• [WHAT THE TASK ASKS] Write the listing out again, all of it, word for word.

• [DATA FOR PROCESSING]
------------------------------------

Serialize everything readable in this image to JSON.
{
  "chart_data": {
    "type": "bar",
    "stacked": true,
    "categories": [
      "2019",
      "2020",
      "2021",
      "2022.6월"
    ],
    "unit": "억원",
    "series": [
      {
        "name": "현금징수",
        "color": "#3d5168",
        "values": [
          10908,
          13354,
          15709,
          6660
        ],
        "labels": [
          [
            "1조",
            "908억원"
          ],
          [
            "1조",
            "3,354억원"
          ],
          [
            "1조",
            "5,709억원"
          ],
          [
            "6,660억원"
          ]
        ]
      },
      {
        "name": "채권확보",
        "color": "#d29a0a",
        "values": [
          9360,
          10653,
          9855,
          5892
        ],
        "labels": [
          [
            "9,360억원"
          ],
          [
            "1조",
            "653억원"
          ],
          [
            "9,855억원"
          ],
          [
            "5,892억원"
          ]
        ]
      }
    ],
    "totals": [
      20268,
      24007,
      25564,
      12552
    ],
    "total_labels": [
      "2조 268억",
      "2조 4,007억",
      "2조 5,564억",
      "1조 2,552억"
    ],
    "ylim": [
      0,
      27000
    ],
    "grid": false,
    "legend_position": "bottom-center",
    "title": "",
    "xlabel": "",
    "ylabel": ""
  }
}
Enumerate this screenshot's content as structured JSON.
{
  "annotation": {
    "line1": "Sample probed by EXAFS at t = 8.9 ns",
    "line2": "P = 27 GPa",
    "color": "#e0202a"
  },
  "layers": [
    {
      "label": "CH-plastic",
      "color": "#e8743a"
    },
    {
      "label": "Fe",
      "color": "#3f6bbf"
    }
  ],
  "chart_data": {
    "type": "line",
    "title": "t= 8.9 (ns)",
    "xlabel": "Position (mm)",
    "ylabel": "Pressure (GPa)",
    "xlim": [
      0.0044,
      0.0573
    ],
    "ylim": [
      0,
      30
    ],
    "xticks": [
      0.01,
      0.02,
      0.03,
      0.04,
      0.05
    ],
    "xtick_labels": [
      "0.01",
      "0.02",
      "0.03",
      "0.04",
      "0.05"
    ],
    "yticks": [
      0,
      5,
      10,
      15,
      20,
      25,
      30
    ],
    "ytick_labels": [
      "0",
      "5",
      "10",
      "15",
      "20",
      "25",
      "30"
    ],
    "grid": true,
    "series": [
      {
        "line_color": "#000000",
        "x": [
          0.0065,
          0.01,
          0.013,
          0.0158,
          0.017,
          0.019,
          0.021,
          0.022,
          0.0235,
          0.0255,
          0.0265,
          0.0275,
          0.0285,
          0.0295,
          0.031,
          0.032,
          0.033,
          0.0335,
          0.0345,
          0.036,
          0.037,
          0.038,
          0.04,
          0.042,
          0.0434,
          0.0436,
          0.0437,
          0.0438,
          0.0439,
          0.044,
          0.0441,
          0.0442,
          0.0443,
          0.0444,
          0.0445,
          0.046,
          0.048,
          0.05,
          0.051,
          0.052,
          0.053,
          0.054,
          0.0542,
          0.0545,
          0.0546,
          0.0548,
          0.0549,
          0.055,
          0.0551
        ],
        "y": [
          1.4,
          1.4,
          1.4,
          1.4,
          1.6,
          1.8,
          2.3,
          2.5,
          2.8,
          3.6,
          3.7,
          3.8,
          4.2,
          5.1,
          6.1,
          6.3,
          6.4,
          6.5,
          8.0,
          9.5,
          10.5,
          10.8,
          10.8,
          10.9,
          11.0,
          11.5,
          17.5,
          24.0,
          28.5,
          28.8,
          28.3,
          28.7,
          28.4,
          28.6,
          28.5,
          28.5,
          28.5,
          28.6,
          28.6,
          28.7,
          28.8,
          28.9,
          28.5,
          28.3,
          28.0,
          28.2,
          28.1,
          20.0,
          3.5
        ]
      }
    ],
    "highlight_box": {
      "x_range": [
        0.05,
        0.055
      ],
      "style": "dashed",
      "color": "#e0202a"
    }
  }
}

------------------------------------

• [REPLY]
Serialize everything readable in this image to JSON.
{
  "chart_data": {
    "type": "bar",
    "stacked": true,
    "categories": [
      "2019",
      "2020",
      "2021",
      "2022.6월"
    ],
    "unit": "억원",
    "series": [
      {
        "name": "현금징수",
        "color": "#3d5168",
        "values": [
          10908,
          13354,
          15709,
          6660
        ],
        "labels": [
          [
            "1조",
            "908억원"
          ],
          [
            "1조",
            "3,354억원"
          ],
          [
            "1조",
            "5,709억원"
          ],
          [
            "6,660억원"
          ]
        ]
      },
      {
        "name": "채권확보",
        "color": "#d29a0a",
        "values": [
          9360,
          10653,
          9855,
          5892
        ],
        "labels": [
          [
            "9,360억원"
          ],
          [
            "1조",
            "653억원"
          ],
          [
            "9,855억원"
          ],
          [
            "5,892억원"
          ]
        ]
      }
    ],
    "totals": [
      20268,
      24007,
      25564,
      12552
    ],
    "total_labels": [
      "2조 268억",
      "2조 4,007억",
      "2조 5,564억",
      "1조 2,552억"
    ],
    "ylim": [
      0,
      27000
    ],
    "grid": false,
    "legend_position": "bottom-center",
    "title": "",
    "xlabel": "",
    "ylabel": ""
  }
}
Enumerate this screenshot's content as structured JSON.
{
  "annotation": {
    "line1": "Sample probed by EXAFS at t = 8.9 ns",
    "line2": "P = 27 GPa",
    "color": "#e0202a"
  },
  "layers": [
    {
      "label": "CH-plastic",
      "color": "#e8743a"
    },
    {
      "label": "Fe",
      "color": "#3f6bbf"
    }
  ],
  "chart_data": {
    "type": "line",
    "title": "t= 8.9 (ns)",
    "xlabel": "Position (mm)",
    "ylabel": "Pressure (GPa)",
    "xlim": [
      0.0044,
      0.0573
    ],
    "ylim": [
      0,
      30
    ],
    "xticks": [
      0.01,
      0.02,
      0.03,
      0.04,
      0.05
    ],
    "xtick_labels": [
      "0.01",
      "0.02",
      "0.03",
      "0.04",
      "0.05"
    ],
    "yticks": [
      0,
      5,
      10,
      15,
      20,
      25,
      30
    ],
    "ytick_labels": [
      "0",
      "5",
      "10",
      "15",
      "20",
      "25",
      "30"
    ],
    "grid": true,
    "series": [
      {
        "line_color": "#000000",
        "x": [
          0.0065,
          0.01,
          0.013,
          0.0158,
          0.017,
          0.019,
          0.021,
          0.022,
          0.0235,
          0.0255,
          0.0265,
          0.0275,
          0.0285,
          0.0295,
          0.031,
          0.032,
          0.033,
          0.0335,
          0.0345,
          0.036,
          0.037,
          0.038,
          0.04,
          0.042,
          0.0434,
          0.0436,
          0.0437,
          0.0438,
          0.0439,
          0.044,
          0.0441,
          0.0442,
          0.0443,
          0.0444,
          0.0445,
          0.046,
          0.048,
          0.05,
          0.051,
          0.052,
          0.053,
          0.054,
          0.0542,
          0.0545,
          0.0546,
          0.0548,
          0.0549,
          0.055,
          0.0551
        ],
        "y": [
          1.4,
          1.4,
          1.4,
          1.4,
          1.6,
          1.8,
          2.3,
          2.5,
          2.8,
          3.6,
          3.7,
          3.8,
          4.2,
          5.1,
          6.1,
          6.3,
          6.4,
          6.5,
          8.0,
          9.5,
          10.5,
          10.8,
          10.8,
          10.9,
          11.0,
          11.5,
          17.5,
          24.0,
          28.5,
          28.8,
          28.3,
          28.7,
          28.4,
          28.6,
          28.5,
          28.5,
          28.5,
          28.6,
          28.6,
          28.7,
          28.8,
          28.9,
          28.5,
          28.3,
          28.0,
          28.2,
          28.1,
          20.0,
          3.5
        ]
      }
    ],
    "highlight_box": {
      "x_range": [
        0.05,
        0.055
      ],
      "style": "dashed",
      "color": "#e0202a"
    }
  }
}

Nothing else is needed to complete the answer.